Given request: Search the listing for the string "mill" and copy every line that contains it.

Input for this task:
•••
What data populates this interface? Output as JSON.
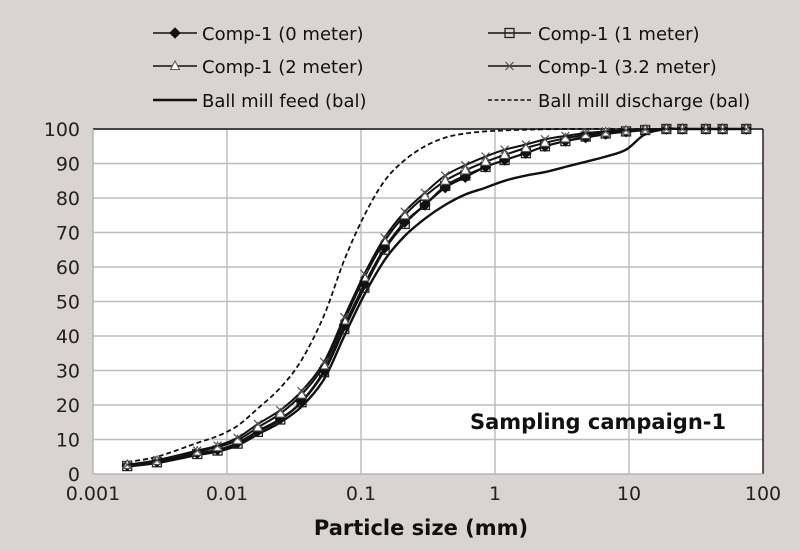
{
  "chart_data": {
    "type": "line",
    "title": "",
    "xlabel": "Particle size (mm)",
    "ylabel": "",
    "xscale": "log",
    "xlim": [
      0.001,
      100
    ],
    "ylim": [
      0,
      100
    ],
    "grid": true,
    "legend_position": "top",
    "annotation": "Sampling campaign-1",
    "x_ticks": [
      "0.001",
      "0.01",
      "0.1",
      "1",
      "10",
      "100"
    ],
    "y_ticks": [
      "0",
      "10",
      "20",
      "30",
      "40",
      "50",
      "60",
      "70",
      "80",
      "90",
      "100"
    ],
    "x": [
      0.0018,
      0.003,
      0.006,
      0.0085,
      0.012,
      0.017,
      0.025,
      0.036,
      0.053,
      0.075,
      0.106,
      0.15,
      0.212,
      0.3,
      0.425,
      0.6,
      0.85,
      1.18,
      1.7,
      2.36,
      3.35,
      4.75,
      6.7,
      9.5,
      13.2,
      19,
      25,
      37.5,
      50,
      75
    ],
    "series": [
      {
        "name": "Comp-1 (0 meter)",
        "marker": "diamond",
        "style": "solid",
        "values": [
          2.5,
          3.5,
          6,
          7,
          9,
          12.5,
          16,
          21,
          30,
          43,
          55,
          65.5,
          73,
          78,
          83,
          86,
          89,
          91,
          93,
          95,
          96.5,
          97.5,
          98.5,
          99.2,
          99.6,
          100,
          100,
          100,
          100,
          100
        ]
      },
      {
        "name": "Comp-1 (1 meter)",
        "marker": "square",
        "style": "solid",
        "values": [
          2.3,
          3.4,
          5.8,
          6.8,
          8.8,
          12.2,
          15.8,
          20.8,
          29.5,
          42,
          54,
          65,
          72.5,
          78,
          83.5,
          86.5,
          89,
          91,
          93,
          95,
          96.5,
          97.8,
          98.7,
          99.3,
          99.7,
          100,
          100,
          100,
          100,
          100
        ]
      },
      {
        "name": "Comp-1 (2 meter)",
        "marker": "triangle",
        "style": "solid",
        "values": [
          2.6,
          3.8,
          6.5,
          7.8,
          9.8,
          13.5,
          17.5,
          23,
          31.5,
          44.5,
          57,
          67.5,
          75,
          80.5,
          85,
          88,
          90.5,
          92.5,
          94.5,
          96,
          97.3,
          98.3,
          99,
          99.5,
          99.8,
          100,
          100,
          100,
          100,
          100
        ]
      },
      {
        "name": "Comp-1 (3.2 meter)",
        "marker": "x",
        "style": "solid",
        "values": [
          2.7,
          4,
          6.8,
          8.2,
          10.5,
          14.5,
          18.5,
          24,
          32.5,
          45.5,
          58,
          68.5,
          76,
          81.5,
          86.5,
          89.5,
          92,
          94,
          95.5,
          97,
          98,
          98.8,
          99.3,
          99.7,
          99.9,
          100,
          100,
          100,
          100,
          100
        ]
      },
      {
        "name": "Ball mill feed (bal)",
        "marker": "none",
        "style": "solid-thick",
        "values": [
          2.2,
          3.2,
          5.5,
          6.5,
          8.3,
          11.5,
          15,
          19.5,
          27.5,
          40,
          52,
          62,
          69,
          74,
          78,
          81,
          83,
          85,
          86.5,
          87.5,
          89,
          90.5,
          92,
          94,
          98.5,
          100,
          100,
          100,
          100,
          100
        ]
      },
      {
        "name": "Ball mill discharge (bal)",
        "marker": "none",
        "style": "dashed",
        "values": [
          3.5,
          5,
          9,
          11,
          14,
          19,
          25,
          33,
          46,
          62,
          75,
          85,
          91,
          95,
          97.5,
          98.7,
          99.3,
          99.6,
          99.8,
          99.9,
          100,
          100,
          100,
          100,
          100,
          100,
          100,
          100,
          100,
          100
        ]
      }
    ]
  }
}
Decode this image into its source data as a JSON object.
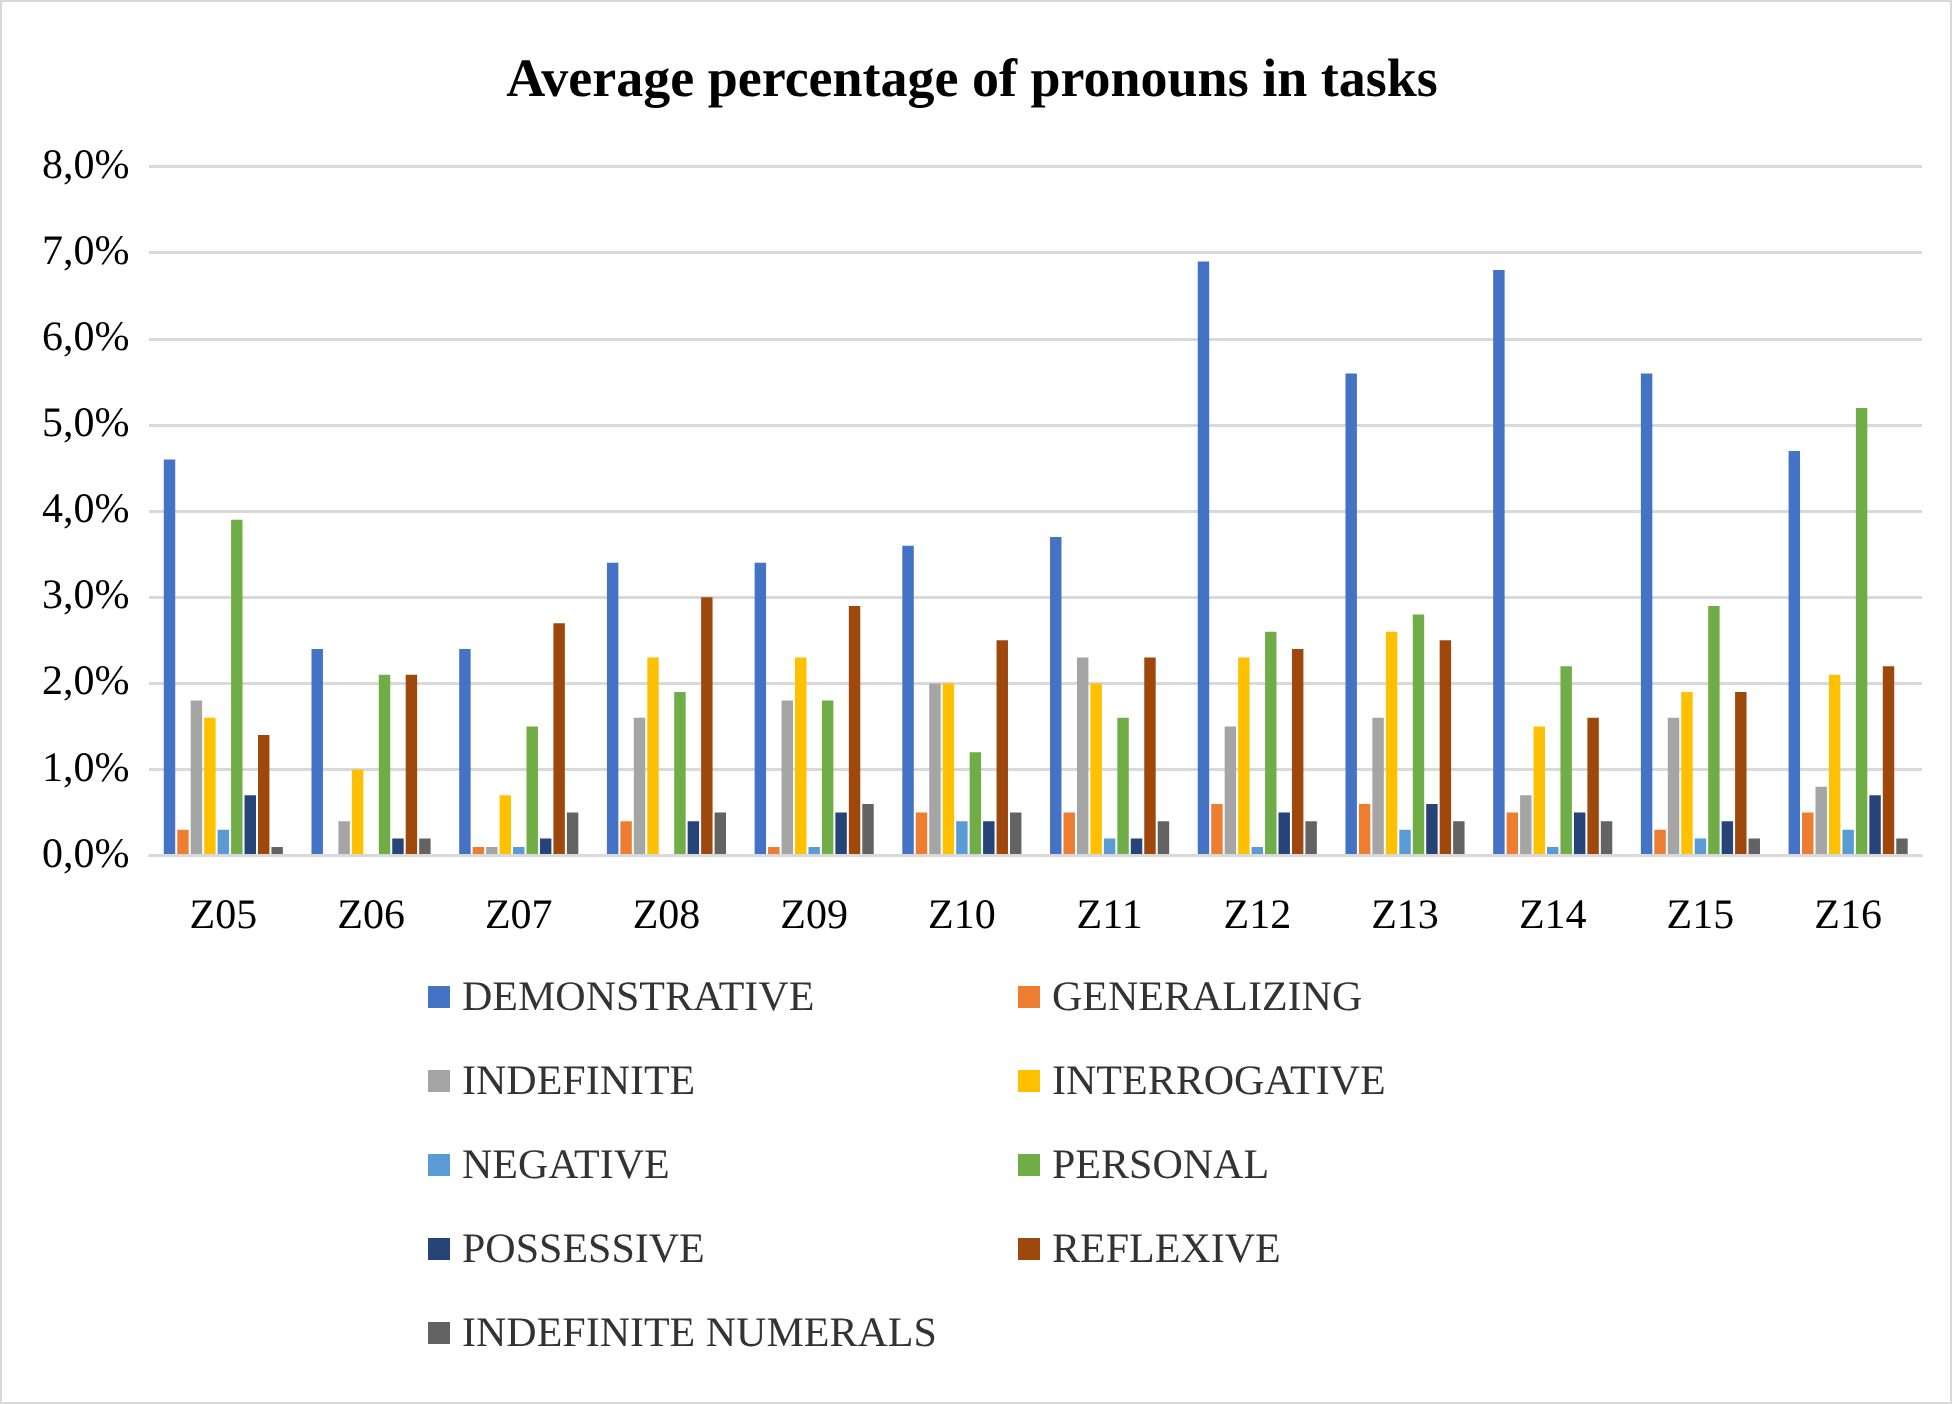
{
  "chart_data": {
    "type": "bar",
    "title": "Average percentage of pronouns in tasks",
    "categories": [
      "Z05",
      "Z06",
      "Z07",
      "Z08",
      "Z09",
      "Z10",
      "Z11",
      "Z12",
      "Z13",
      "Z14",
      "Z15",
      "Z16"
    ],
    "series": [
      {
        "name": "DEMONSTRATIVE",
        "color": "#4472c4",
        "values": [
          4.6,
          2.4,
          2.4,
          3.4,
          3.4,
          3.6,
          3.7,
          6.9,
          5.6,
          6.8,
          5.6,
          4.7
        ]
      },
      {
        "name": "GENERALIZING",
        "color": "#ed7d31",
        "values": [
          0.3,
          0,
          0.1,
          0.4,
          0.1,
          0.5,
          0.5,
          0.6,
          0.6,
          0.5,
          0.3,
          0.5
        ]
      },
      {
        "name": "INDEFINITE",
        "color": "#a5a5a5",
        "values": [
          1.8,
          0.4,
          0.1,
          1.6,
          1.8,
          2.0,
          2.3,
          1.5,
          1.6,
          0.7,
          1.6,
          0.8
        ]
      },
      {
        "name": "INTERROGATIVE",
        "color": "#ffc000",
        "values": [
          1.6,
          1.0,
          0.7,
          2.3,
          2.3,
          2.0,
          2.0,
          2.3,
          2.6,
          1.5,
          1.9,
          2.1
        ]
      },
      {
        "name": "NEGATIVE",
        "color": "#5b9bd5",
        "values": [
          0.3,
          0,
          0.1,
          0,
          0.1,
          0.4,
          0.2,
          0.1,
          0.3,
          0.1,
          0.2,
          0.3
        ]
      },
      {
        "name": "PERSONAL",
        "color": "#70ad47",
        "values": [
          3.9,
          2.1,
          1.5,
          1.9,
          1.8,
          1.2,
          1.6,
          2.6,
          2.8,
          2.2,
          2.9,
          5.2
        ]
      },
      {
        "name": "POSSESSIVE",
        "color": "#264478",
        "values": [
          0.7,
          0.2,
          0.2,
          0.4,
          0.5,
          0.4,
          0.2,
          0.5,
          0.6,
          0.5,
          0.4,
          0.7
        ]
      },
      {
        "name": "REFLEXIVE",
        "color": "#9e480e",
        "values": [
          1.4,
          2.1,
          2.7,
          3.0,
          2.9,
          2.5,
          2.3,
          2.4,
          2.5,
          1.6,
          1.9,
          2.2
        ]
      },
      {
        "name": "INDEFINITE NUMERALS",
        "color": "#636363",
        "values": [
          0.1,
          0.2,
          0.5,
          0.5,
          0.6,
          0.5,
          0.4,
          0.4,
          0.4,
          0.4,
          0.2,
          0.2
        ]
      }
    ],
    "ylim": [
      0,
      8
    ],
    "yticks": [
      {
        "value": 0,
        "label": "0,0%"
      },
      {
        "value": 1,
        "label": "1,0%"
      },
      {
        "value": 2,
        "label": "2,0%"
      },
      {
        "value": 3,
        "label": "3,0%"
      },
      {
        "value": 4,
        "label": "4,0%"
      },
      {
        "value": 5,
        "label": "5,0%"
      },
      {
        "value": 6,
        "label": "6,0%"
      },
      {
        "value": 7,
        "label": "7,0%"
      },
      {
        "value": 8,
        "label": "8,0%"
      }
    ],
    "grid": "y",
    "legend": "bottom"
  }
}
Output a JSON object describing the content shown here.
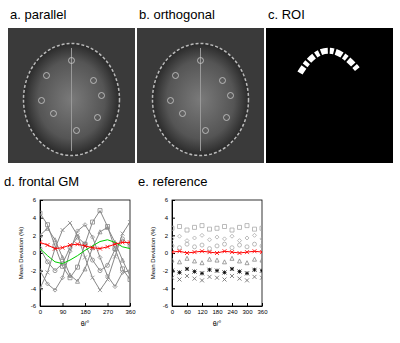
{
  "images": [
    {
      "label": "a. parallel"
    },
    {
      "label": "b. orthogonal"
    },
    {
      "label": "c. ROI"
    }
  ],
  "chart_data": [
    {
      "type": "line",
      "title": "d. frontal GM",
      "x_label": "θ/°",
      "y_label": "Mean Deviation (%)",
      "line_style": "solid",
      "x": [
        0,
        30,
        60,
        90,
        120,
        150,
        180,
        210,
        240,
        270,
        300,
        330,
        360
      ],
      "xlim": [
        0,
        360
      ],
      "xticks": [
        0,
        90,
        180,
        270,
        360
      ],
      "ylim": [
        -6,
        6
      ],
      "yticks": [
        -6,
        -4,
        -2,
        0,
        2,
        4,
        6
      ],
      "series": [
        {
          "color": "#888888",
          "marker": "square",
          "values": [
            4.5,
            3.2,
            0.8,
            -1.5,
            -2.8,
            -1.6,
            1.0,
            3.5,
            4.8,
            3.0,
            0.5,
            -1.8,
            -3.0
          ]
        },
        {
          "color": "#888888",
          "marker": "diamond",
          "values": [
            -2.0,
            -3.5,
            -4.2,
            -2.8,
            0.2,
            2.5,
            3.2,
            1.8,
            -0.5,
            -2.6,
            -3.8,
            -2.2,
            -2.0
          ]
        },
        {
          "color": "#888888",
          "marker": "triangle",
          "values": [
            2.0,
            2.8,
            1.5,
            -0.5,
            -2.5,
            -3.2,
            -1.8,
            0.6,
            2.4,
            2.9,
            1.2,
            -0.8,
            -2.6
          ]
        },
        {
          "color": "#888888",
          "marker": "x",
          "values": [
            -4.0,
            -2.2,
            0.5,
            2.6,
            3.4,
            2.0,
            -0.5,
            -2.8,
            -4.2,
            -3.0,
            -0.4,
            2.2,
            3.5
          ]
        },
        {
          "color": "#888888",
          "marker": "circle",
          "values": [
            0.5,
            -1.0,
            -2.0,
            -1.2,
            0.6,
            1.8,
            1.0,
            -0.8,
            -2.0,
            -1.4,
            0.4,
            1.6,
            0.8
          ]
        },
        {
          "color": "#00cc00",
          "marker": "none",
          "values": [
            0.5,
            -0.3,
            -1.0,
            -1.2,
            -0.8,
            -0.3,
            0.3,
            0.8,
            1.3,
            1.5,
            1.2,
            0.7,
            0.5
          ]
        },
        {
          "color": "#ff0000",
          "marker": "x",
          "values": [
            1.2,
            0.9,
            0.5,
            0.6,
            0.9,
            1.0,
            0.8,
            0.6,
            0.5,
            0.7,
            1.0,
            1.2,
            1.2
          ]
        }
      ]
    },
    {
      "type": "scatter",
      "title": "e. reference",
      "x_label": "θ/°",
      "y_label": "Mean Deviation (%)",
      "line_style": "none",
      "x": [
        0,
        30,
        60,
        90,
        120,
        150,
        180,
        210,
        240,
        270,
        300,
        330,
        360
      ],
      "xlim": [
        0,
        360
      ],
      "xticks": [
        0,
        60,
        120,
        180,
        240,
        300,
        360
      ],
      "ylim": [
        -6,
        6
      ],
      "yticks": [
        -6,
        -4,
        -2,
        0,
        2,
        4,
        6
      ],
      "series": [
        {
          "color": "#aaaaaa",
          "marker": "square",
          "values": [
            2.8,
            3.0,
            2.6,
            2.9,
            3.1,
            2.7,
            2.8,
            3.0,
            2.6,
            2.9,
            3.1,
            2.7,
            2.8
          ]
        },
        {
          "color": "#aaaaaa",
          "marker": "diamond",
          "values": [
            1.6,
            1.9,
            1.4,
            1.7,
            2.0,
            1.5,
            1.8,
            1.6,
            1.9,
            1.4,
            1.7,
            2.0,
            1.6
          ]
        },
        {
          "color": "#aaaaaa",
          "marker": "circle",
          "values": [
            0.8,
            0.6,
            1.0,
            0.7,
            0.9,
            0.5,
            0.8,
            1.0,
            0.6,
            0.9,
            0.7,
            1.0,
            0.8
          ]
        },
        {
          "type": "line",
          "line_style": "solid",
          "color": "#ff0000",
          "marker": "x",
          "values": [
            0.1,
            0.2,
            0.0,
            0.1,
            0.2,
            0.1,
            0.0,
            0.2,
            0.1,
            0.0,
            0.1,
            0.2,
            0.1
          ]
        },
        {
          "color": "#888888",
          "marker": "triangle",
          "values": [
            -0.8,
            -1.0,
            -0.6,
            -0.9,
            -1.1,
            -0.7,
            -0.8,
            -1.0,
            -0.6,
            -0.9,
            -1.1,
            -0.7,
            -0.8
          ]
        },
        {
          "color": "#000000",
          "marker": "asterisk",
          "values": [
            -2.0,
            -2.2,
            -1.8,
            -2.1,
            -2.3,
            -1.9,
            -2.0,
            -2.2,
            -1.8,
            -2.1,
            -2.3,
            -1.9,
            -2.0
          ]
        },
        {
          "color": "#666666",
          "marker": "x",
          "values": [
            -2.8,
            -3.0,
            -2.6,
            -2.9,
            -3.1,
            -2.7,
            -2.8,
            -3.0,
            -2.6,
            -2.9,
            -3.1,
            -2.7,
            -2.8
          ]
        }
      ]
    }
  ]
}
•••
Result of this exercise:
        "name": "Ball mill feed (bal)",
        "name": "Ball mill discharge (bal)",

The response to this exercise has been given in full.